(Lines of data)
— Begin —

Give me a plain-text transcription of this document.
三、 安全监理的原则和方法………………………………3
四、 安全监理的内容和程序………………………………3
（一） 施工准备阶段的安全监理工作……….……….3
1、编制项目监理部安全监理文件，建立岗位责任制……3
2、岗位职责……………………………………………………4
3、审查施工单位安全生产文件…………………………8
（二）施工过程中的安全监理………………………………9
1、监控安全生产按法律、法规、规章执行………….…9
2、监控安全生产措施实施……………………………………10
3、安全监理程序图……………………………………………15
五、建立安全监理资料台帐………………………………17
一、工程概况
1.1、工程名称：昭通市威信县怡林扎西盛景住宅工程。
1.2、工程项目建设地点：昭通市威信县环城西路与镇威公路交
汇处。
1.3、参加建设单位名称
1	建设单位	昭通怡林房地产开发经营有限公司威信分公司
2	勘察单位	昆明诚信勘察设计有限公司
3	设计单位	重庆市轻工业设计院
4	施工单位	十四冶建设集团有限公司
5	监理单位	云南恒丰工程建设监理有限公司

— End —

_YOUR OBJECTIVE_
Type out the whole listing above again, exactly as it stands.

_RESPONSE TO THIS EXERCISE_
Give me a plain-text transcription of this document.
三、 安全监理的原则和方法………………………………3
四、 安全监理的内容和程序………………………………3
（一） 施工准备阶段的安全监理工作……….……….3
1、编制项目监理部安全监理文件，建立岗位责任制……3
2、岗位职责……………………………………………………4
3、审查施工单位安全生产文件…………………………8
（二）施工过程中的安全监理………………………………9
1、监控安全生产按法律、法规、规章执行………….…9
2、监控安全生产措施实施……………………………………10
3、安全监理程序图……………………………………………15
五、建立安全监理资料台帐………………………………17
一、工程概况
1.1、工程名称：昭通市威信县怡林扎西盛景住宅工程。
1.2、工程项目建设地点：昭通市威信县环城西路与镇威公路交
汇处。
1.3、参加建设单位名称
1	建设单位	昭通怡林房地产开发经营有限公司威信分公司
2	勘察单位	昆明诚信勘察设计有限公司
3	设计单位	重庆市轻工业设计院
4	施工单位	十四冶建设集团有限公司
5	监理单位	云南恒丰工程建设监理有限公司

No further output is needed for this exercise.